● Problem requirements
Locate each line in the records containing "test". Copy it.
··· Given information ···
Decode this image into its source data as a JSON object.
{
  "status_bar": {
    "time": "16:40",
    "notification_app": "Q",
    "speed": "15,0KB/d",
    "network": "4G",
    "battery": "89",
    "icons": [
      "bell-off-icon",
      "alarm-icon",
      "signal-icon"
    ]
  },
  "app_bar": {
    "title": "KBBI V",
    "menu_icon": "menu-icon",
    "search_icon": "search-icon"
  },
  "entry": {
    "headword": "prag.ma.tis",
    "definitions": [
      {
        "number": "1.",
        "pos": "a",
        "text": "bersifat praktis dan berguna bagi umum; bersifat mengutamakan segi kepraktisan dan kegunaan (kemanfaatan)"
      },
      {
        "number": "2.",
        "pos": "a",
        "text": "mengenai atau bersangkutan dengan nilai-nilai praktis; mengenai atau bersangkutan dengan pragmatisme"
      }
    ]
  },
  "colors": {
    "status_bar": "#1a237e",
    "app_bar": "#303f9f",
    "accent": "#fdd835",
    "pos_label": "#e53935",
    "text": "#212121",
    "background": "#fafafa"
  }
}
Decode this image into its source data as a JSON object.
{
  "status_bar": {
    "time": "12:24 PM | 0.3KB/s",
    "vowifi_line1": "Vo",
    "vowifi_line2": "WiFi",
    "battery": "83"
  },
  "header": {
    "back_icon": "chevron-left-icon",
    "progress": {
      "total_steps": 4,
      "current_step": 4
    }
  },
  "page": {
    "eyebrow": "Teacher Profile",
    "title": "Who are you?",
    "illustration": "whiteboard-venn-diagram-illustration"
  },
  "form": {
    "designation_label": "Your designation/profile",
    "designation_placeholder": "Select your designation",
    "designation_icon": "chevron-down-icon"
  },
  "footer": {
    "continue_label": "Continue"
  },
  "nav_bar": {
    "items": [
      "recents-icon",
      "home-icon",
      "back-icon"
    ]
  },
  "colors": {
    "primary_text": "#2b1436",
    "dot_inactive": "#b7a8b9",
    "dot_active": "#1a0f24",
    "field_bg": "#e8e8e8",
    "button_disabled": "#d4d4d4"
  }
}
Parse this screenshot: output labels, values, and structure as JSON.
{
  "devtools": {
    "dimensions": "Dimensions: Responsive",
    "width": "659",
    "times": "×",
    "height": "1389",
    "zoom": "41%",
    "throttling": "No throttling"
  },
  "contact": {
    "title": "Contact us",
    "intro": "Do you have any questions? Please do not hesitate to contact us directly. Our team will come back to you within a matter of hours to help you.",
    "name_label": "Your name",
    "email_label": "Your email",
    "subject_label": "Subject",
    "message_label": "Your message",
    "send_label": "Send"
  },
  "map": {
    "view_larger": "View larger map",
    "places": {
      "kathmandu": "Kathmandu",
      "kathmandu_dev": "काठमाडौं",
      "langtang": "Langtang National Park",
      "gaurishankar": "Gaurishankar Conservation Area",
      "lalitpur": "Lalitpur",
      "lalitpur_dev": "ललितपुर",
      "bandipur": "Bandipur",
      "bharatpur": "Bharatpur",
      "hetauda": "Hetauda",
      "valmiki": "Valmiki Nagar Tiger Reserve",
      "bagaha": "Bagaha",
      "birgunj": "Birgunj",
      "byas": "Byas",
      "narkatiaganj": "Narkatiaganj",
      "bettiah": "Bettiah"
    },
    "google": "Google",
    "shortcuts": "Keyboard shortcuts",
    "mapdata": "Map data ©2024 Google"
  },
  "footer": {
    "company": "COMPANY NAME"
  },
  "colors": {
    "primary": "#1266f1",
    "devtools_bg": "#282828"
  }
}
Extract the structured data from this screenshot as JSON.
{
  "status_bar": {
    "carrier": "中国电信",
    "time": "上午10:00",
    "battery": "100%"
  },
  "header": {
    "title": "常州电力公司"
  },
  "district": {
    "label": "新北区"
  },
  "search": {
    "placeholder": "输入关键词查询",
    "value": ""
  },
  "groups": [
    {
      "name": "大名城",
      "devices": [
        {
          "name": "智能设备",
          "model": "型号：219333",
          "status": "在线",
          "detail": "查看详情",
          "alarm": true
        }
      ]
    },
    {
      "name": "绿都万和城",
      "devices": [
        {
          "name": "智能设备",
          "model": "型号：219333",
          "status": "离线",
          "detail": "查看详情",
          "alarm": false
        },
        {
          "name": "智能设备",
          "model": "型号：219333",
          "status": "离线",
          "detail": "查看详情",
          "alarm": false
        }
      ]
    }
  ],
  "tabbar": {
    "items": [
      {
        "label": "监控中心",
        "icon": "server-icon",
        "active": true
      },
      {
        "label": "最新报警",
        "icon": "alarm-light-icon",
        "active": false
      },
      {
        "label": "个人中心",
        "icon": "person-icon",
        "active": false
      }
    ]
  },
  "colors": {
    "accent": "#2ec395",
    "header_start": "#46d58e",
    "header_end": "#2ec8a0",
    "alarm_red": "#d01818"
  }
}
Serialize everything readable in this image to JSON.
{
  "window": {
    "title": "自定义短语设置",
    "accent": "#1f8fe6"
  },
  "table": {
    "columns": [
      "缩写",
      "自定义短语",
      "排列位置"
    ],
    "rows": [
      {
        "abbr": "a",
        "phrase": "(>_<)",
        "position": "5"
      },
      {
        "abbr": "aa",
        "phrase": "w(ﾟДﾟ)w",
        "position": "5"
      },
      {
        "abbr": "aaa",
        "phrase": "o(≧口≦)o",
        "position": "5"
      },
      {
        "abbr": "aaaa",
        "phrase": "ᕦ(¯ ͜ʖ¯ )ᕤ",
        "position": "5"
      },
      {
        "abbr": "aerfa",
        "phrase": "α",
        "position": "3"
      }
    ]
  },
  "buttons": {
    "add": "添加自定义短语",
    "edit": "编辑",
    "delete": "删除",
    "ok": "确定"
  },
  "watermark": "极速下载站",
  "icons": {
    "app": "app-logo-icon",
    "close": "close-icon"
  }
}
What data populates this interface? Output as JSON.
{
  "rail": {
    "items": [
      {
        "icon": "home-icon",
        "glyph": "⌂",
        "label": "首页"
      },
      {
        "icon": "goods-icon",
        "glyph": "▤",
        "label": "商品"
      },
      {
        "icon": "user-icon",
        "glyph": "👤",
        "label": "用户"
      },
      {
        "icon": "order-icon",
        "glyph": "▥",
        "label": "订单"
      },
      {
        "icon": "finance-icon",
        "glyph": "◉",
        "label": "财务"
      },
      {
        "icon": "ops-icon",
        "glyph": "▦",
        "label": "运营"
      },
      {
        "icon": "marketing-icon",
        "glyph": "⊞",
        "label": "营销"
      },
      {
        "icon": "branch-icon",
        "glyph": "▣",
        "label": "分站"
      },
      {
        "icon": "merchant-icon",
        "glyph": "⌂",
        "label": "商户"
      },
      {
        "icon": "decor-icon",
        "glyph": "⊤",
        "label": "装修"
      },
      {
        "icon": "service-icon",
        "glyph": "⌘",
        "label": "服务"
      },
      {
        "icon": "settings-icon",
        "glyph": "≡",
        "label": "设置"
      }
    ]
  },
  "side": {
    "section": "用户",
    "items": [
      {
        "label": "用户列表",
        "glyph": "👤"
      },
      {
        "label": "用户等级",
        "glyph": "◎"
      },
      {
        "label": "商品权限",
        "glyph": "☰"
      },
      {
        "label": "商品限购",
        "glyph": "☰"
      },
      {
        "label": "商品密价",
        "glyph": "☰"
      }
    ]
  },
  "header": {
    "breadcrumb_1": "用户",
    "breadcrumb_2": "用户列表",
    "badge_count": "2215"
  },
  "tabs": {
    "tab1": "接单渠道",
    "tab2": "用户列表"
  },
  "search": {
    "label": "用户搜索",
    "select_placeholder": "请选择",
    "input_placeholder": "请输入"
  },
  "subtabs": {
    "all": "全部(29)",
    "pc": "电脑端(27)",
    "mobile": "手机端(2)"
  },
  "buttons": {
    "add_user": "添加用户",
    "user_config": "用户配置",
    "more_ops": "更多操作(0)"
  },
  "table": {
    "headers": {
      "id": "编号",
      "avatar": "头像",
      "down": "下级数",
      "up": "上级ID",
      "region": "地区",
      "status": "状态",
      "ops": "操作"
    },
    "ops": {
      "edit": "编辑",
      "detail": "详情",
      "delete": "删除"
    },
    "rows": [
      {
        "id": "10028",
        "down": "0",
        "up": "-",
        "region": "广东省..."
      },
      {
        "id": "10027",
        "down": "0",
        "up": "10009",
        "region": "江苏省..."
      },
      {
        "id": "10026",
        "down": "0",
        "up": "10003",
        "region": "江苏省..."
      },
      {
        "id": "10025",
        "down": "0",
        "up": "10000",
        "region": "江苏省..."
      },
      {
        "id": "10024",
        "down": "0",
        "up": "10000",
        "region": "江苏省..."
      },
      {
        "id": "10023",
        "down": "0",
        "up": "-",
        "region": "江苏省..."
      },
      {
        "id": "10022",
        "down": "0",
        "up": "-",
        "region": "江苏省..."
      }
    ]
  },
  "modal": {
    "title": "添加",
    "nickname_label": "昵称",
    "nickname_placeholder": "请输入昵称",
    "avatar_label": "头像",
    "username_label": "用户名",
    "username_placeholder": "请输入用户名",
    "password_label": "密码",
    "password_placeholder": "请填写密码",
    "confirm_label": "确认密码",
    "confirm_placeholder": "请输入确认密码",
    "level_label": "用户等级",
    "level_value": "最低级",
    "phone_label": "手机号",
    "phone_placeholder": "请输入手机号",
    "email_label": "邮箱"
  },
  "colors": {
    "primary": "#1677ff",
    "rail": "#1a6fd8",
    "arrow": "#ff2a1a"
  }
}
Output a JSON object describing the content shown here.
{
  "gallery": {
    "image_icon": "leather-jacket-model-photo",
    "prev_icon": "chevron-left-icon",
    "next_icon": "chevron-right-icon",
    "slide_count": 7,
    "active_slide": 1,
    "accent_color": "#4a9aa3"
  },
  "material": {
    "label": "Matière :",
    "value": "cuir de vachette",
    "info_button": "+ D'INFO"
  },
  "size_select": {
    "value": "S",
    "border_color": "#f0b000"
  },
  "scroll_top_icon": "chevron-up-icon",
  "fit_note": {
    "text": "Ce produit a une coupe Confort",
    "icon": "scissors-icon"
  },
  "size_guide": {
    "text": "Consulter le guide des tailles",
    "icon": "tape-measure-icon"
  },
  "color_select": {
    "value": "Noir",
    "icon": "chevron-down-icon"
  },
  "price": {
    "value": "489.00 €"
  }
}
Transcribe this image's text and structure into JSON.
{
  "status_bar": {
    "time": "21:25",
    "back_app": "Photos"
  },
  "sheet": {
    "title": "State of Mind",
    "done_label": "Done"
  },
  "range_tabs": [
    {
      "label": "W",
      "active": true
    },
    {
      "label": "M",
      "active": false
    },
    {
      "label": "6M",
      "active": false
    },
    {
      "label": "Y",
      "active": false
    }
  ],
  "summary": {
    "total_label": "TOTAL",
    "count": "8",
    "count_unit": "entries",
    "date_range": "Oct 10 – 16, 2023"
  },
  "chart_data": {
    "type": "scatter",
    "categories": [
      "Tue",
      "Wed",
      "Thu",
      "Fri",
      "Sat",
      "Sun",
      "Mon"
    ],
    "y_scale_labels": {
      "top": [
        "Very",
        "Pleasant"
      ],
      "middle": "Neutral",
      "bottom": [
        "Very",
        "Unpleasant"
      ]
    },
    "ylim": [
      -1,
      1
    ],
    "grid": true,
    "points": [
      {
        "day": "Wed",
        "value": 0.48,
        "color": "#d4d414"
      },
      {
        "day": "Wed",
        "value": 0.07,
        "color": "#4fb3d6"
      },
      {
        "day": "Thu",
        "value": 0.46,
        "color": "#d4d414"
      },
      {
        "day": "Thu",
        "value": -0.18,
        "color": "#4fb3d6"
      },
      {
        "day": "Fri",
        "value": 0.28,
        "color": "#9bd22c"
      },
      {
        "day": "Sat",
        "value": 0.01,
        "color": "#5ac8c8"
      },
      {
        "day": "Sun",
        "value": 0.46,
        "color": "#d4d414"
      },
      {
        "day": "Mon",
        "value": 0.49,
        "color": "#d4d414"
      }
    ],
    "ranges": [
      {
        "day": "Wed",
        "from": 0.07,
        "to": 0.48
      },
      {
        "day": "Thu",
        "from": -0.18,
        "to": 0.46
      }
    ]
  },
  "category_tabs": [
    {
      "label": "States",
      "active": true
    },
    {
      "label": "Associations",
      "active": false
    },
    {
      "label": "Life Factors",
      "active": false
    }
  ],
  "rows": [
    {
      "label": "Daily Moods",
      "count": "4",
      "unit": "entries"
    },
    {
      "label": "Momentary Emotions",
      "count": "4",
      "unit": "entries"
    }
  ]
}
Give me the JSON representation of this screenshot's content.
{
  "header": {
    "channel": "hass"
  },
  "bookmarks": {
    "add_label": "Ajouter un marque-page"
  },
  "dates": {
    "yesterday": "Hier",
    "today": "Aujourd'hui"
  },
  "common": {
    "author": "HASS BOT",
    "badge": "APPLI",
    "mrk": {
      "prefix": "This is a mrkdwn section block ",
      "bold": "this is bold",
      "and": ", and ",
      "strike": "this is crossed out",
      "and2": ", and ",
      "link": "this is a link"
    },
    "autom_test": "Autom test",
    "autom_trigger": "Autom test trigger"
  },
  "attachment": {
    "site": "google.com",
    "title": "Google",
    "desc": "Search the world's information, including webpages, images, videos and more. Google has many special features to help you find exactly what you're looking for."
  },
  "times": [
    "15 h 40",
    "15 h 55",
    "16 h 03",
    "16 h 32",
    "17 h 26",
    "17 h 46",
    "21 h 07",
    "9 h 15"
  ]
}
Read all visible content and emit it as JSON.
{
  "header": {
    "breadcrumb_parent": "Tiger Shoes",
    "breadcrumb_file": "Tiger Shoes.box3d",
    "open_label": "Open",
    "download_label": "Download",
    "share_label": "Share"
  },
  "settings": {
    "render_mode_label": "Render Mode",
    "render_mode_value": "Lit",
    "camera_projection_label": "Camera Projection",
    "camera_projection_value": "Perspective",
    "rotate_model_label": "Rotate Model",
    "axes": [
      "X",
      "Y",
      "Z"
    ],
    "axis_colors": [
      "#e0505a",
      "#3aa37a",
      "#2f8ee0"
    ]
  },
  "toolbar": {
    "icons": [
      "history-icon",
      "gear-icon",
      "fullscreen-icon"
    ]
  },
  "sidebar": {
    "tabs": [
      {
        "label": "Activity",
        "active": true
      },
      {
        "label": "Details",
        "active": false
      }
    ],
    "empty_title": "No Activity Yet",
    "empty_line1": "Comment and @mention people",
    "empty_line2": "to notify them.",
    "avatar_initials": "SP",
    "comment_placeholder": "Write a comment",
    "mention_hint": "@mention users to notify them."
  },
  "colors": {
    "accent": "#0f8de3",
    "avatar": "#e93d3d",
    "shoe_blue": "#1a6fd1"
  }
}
···
● Solved exercise
    "autom_test": "Autom test",
    "autom_trigger": "Autom test trigger"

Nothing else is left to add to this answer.